Every entry here needs to be repeated exactly.

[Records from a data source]
[START]

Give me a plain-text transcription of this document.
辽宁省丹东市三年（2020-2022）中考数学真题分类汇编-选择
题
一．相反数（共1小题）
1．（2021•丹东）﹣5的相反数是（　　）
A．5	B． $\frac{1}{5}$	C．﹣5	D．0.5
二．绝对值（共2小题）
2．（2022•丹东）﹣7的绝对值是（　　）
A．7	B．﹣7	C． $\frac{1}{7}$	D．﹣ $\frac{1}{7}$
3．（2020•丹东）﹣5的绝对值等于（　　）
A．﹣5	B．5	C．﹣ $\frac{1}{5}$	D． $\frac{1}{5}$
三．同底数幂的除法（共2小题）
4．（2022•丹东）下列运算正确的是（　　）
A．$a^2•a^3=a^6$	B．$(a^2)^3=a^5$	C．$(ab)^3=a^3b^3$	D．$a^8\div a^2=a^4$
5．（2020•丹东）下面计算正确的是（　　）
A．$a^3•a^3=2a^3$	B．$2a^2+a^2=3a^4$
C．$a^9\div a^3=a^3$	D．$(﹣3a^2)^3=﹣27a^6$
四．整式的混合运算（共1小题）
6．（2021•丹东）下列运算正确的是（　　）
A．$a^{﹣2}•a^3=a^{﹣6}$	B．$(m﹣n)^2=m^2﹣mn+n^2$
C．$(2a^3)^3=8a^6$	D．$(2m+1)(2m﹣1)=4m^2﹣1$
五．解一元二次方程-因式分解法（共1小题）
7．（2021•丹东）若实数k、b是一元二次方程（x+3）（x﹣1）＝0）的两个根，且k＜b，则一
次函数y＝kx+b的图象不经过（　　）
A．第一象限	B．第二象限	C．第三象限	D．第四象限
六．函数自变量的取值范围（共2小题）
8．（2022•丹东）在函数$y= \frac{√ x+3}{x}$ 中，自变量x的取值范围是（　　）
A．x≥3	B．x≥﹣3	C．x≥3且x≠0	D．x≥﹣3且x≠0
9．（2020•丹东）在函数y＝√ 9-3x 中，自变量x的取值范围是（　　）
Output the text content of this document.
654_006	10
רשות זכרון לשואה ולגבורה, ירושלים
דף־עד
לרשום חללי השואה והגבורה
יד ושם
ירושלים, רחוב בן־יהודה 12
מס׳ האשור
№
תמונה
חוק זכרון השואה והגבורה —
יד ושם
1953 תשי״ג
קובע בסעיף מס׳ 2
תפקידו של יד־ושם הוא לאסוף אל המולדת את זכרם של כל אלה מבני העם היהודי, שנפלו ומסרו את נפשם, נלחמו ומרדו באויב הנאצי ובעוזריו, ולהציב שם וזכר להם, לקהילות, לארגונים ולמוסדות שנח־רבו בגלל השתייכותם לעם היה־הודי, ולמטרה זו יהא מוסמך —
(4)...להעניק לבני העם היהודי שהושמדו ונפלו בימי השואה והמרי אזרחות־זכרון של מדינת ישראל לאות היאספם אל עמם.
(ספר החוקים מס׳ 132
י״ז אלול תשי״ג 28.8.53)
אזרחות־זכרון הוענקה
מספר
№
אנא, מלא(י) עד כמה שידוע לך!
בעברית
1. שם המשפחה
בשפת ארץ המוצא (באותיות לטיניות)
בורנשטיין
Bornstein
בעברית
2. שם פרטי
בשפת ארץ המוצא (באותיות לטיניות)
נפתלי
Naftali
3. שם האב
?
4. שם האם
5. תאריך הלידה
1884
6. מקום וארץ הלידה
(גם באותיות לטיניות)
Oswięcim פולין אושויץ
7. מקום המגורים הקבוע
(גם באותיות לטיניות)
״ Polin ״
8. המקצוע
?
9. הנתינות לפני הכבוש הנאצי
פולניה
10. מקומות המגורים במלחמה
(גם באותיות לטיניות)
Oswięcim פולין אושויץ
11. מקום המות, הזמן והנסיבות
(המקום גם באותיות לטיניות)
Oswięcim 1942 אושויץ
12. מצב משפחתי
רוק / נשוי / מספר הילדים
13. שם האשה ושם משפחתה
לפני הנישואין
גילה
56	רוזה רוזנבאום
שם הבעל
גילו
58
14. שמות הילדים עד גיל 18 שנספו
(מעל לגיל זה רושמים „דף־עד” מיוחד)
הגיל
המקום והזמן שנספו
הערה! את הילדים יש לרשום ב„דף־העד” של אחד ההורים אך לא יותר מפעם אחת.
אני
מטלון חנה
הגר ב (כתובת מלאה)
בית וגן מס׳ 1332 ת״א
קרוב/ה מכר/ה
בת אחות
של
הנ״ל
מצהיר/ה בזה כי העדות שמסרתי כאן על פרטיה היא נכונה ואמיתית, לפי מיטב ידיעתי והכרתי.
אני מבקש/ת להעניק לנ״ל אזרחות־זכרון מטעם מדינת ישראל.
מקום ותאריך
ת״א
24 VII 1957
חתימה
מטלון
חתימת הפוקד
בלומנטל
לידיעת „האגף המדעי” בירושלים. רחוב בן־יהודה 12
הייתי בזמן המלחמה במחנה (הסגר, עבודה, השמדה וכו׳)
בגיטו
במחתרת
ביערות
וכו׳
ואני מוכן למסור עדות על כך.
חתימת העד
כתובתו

[END]

Answer to the task
Give me a plain-text transcription of this document.
辽宁省丹东市三年（2020-2022）中考数学真题分类汇编-选择
题
一．相反数（共1小题）
1．（2021•丹东）﹣5的相反数是（　　）
A．5	B． $\frac{1}{5}$	C．﹣5	D．0.5
二．绝对值（共2小题）
2．（2022•丹东）﹣7的绝对值是（　　）
A．7	B．﹣7	C． $\frac{1}{7}$	D．﹣ $\frac{1}{7}$
3．（2020•丹东）﹣5的绝对值等于（　　）
A．﹣5	B．5	C．﹣ $\frac{1}{5}$	D． $\frac{1}{5}$
三．同底数幂的除法（共2小题）
4．（2022•丹东）下列运算正确的是（　　）
A．$a^2•a^3=a^6$	B．$(a^2)^3=a^5$	C．$(ab)^3=a^3b^3$	D．$a^8\div a^2=a^4$
5．（2020•丹东）下面计算正确的是（　　）
A．$a^3•a^3=2a^3$	B．$2a^2+a^2=3a^4$
C．$a^9\div a^3=a^3$	D．$(﹣3a^2)^3=﹣27a^6$
四．整式的混合运算（共1小题）
6．（2021•丹东）下列运算正确的是（　　）
A．$a^{﹣2}•a^3=a^{﹣6}$	B．$(m﹣n)^2=m^2﹣mn+n^2$
C．$(2a^3)^3=8a^6$	D．$(2m+1)(2m﹣1)=4m^2﹣1$
五．解一元二次方程-因式分解法（共1小题）
7．（2021•丹东）若实数k、b是一元二次方程（x+3）（x﹣1）＝0）的两个根，且k＜b，则一
次函数y＝kx+b的图象不经过（　　）
A．第一象限	B．第二象限	C．第三象限	D．第四象限
六．函数自变量的取值范围（共2小题）
8．（2022•丹东）在函数$y= \frac{√ x+3}{x}$ 中，自变量x的取值范围是（　　）
A．x≥3	B．x≥﹣3	C．x≥3且x≠0	D．x≥﹣3且x≠0
9．（2020•丹东）在函数y＝√ 9-3x 中，自变量x的取值范围是（　　）
Output the text content of this document.
654_006	10
רשות זכרון לשואה ולגבורה, ירושלים
דף־עד
לרשום חללי השואה והגבורה
יד ושם
ירושלים, רחוב בן־יהודה 12
מס׳ האשור
№
תמונה
חוק זכרון השואה והגבורה —
יד ושם
1953 תשי״ג
קובע בסעיף מס׳ 2
תפקידו של יד־ושם הוא לאסוף אל המולדת את זכרם של כל אלה מבני העם היהודי, שנפלו ומסרו את נפשם, נלחמו ומרדו באויב הנאצי ובעוזריו, ולהציב שם וזכר להם, לקהילות, לארגונים ולמוסדות שנח־רבו בגלל השתייכותם לעם היה־הודי, ולמטרה זו יהא מוסמך —
(4)...להעניק לבני העם היהודי שהושמדו ונפלו בימי השואה והמרי אזרחות־זכרון של מדינת ישראל לאות היאספם אל עמם.
(ספר החוקים מס׳ 132
י״ז אלול תשי״ג 28.8.53)
אזרחות־זכרון הוענקה
מספר
№
אנא, מלא(י) עד כמה שידוע לך!
בעברית
1. שם המשפחה
בשפת ארץ המוצא (באותיות לטיניות)
בורנשטיין
Bornstein
בעברית
2. שם פרטי
בשפת ארץ המוצא (באותיות לטיניות)
נפתלי
Naftali
3. שם האב
?
4. שם האם
5. תאריך הלידה
1884
6. מקום וארץ הלידה
(גם באותיות לטיניות)
Oswięcim פולין אושויץ
7. מקום המגורים הקבוע
(גם באותיות לטיניות)
״ Polin ״
8. המקצוע
?
9. הנתינות לפני הכבוש הנאצי
פולניה
10. מקומות המגורים במלחמה
(גם באותיות לטיניות)
Oswięcim פולין אושויץ
11. מקום המות, הזמן והנסיבות
(המקום גם באותיות לטיניות)
Oswięcim 1942 אושויץ
12. מצב משפחתי
רוק / נשוי / מספר הילדים
13. שם האשה ושם משפחתה
לפני הנישואין
גילה
56	רוזה רוזנבאום
שם הבעל
גילו
58
14. שמות הילדים עד גיל 18 שנספו
(מעל לגיל זה רושמים „דף־עד” מיוחד)
הגיל
המקום והזמן שנספו
הערה! את הילדים יש לרשום ב„דף־העד” של אחד ההורים אך לא יותר מפעם אחת.
אני
מטלון חנה
הגר ב (כתובת מלאה)
בית וגן מס׳ 1332 ת״א
קרוב/ה מכר/ה
בת אחות
של
הנ״ל
מצהיר/ה בזה כי העדות שמסרתי כאן על פרטיה היא נכונה ואמיתית, לפי מיטב ידיעתי והכרתי.
אני מבקש/ת להעניק לנ״ל אזרחות־זכרון מטעם מדינת ישראל.
מקום ותאריך
ת״א
24 VII 1957
חתימה
מטלון
חתימת הפוקד
בלומנטל
לידיעת „האגף המדעי” בירושלים. רחוב בן־יהודה 12
הייתי בזמן המלחמה במחנה (הסגר, עבודה, השמדה וכו׳)
בגיטו
במחתרת
ביערות
וכו׳
ואני מוכן למסור עדות על כך.
חתימת העד
כתובתו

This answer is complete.